### SUPPLIED MATERIAL
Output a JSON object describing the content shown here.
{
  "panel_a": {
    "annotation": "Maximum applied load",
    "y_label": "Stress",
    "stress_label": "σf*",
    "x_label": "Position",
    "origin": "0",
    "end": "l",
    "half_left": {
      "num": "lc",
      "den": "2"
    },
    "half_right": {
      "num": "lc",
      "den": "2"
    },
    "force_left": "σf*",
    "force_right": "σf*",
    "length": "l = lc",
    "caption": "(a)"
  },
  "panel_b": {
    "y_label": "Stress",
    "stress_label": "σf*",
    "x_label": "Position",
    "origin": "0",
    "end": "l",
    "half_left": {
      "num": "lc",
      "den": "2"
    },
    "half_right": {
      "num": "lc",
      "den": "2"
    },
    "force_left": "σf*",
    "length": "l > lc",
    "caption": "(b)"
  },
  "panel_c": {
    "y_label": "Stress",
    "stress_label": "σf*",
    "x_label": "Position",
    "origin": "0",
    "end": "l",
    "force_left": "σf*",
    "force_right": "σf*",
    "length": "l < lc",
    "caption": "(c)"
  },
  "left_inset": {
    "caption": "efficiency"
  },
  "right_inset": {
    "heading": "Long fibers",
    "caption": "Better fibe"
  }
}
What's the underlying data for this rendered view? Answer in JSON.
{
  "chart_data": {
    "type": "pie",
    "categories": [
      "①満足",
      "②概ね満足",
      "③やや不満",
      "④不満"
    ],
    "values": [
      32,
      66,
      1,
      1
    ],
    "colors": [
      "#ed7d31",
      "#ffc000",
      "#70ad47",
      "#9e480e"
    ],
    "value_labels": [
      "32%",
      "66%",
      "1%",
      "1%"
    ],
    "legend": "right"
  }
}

### PROBLEM REQUIREMENTS
Exactly reproduce every line of the records.

### WRITTEN REPLY
Output a JSON object describing the content shown here.
{
  "panel_a": {
    "annotation": "Maximum applied load",
    "y_label": "Stress",
    "stress_label": "σf*",
    "x_label": "Position",
    "origin": "0",
    "end": "l",
    "half_left": {
      "num": "lc",
      "den": "2"
    },
    "half_right": {
      "num": "lc",
      "den": "2"
    },
    "force_left": "σf*",
    "force_right": "σf*",
    "length": "l = lc",
    "caption": "(a)"
  },
  "panel_b": {
    "y_label": "Stress",
    "stress_label": "σf*",
    "x_label": "Position",
    "origin": "0",
    "end": "l",
    "half_left": {
      "num": "lc",
      "den": "2"
    },
    "half_right": {
      "num": "lc",
      "den": "2"
    },
    "force_left": "σf*",
    "length": "l > lc",
    "caption": "(b)"
  },
  "panel_c": {
    "y_label": "Stress",
    "stress_label": "σf*",
    "x_label": "Position",
    "origin": "0",
    "end": "l",
    "force_left": "σf*",
    "force_right": "σf*",
    "length": "l < lc",
    "caption": "(c)"
  },
  "left_inset": {
    "caption": "efficiency"
  },
  "right_inset": {
    "heading": "Long fibers",
    "caption": "Better fibe"
  }
}
What's the underlying data for this rendered view? Answer in JSON.
{
  "chart_data": {
    "type": "pie",
    "categories": [
      "①満足",
      "②概ね満足",
      "③やや不満",
      "④不満"
    ],
    "values": [
      32,
      66,
      1,
      1
    ],
    "colors": [
      "#ed7d31",
      "#ffc000",
      "#70ad47",
      "#9e480e"
    ],
    "value_labels": [
      "32%",
      "66%",
      "1%",
      "1%"
    ],
    "legend": "right"
  }
}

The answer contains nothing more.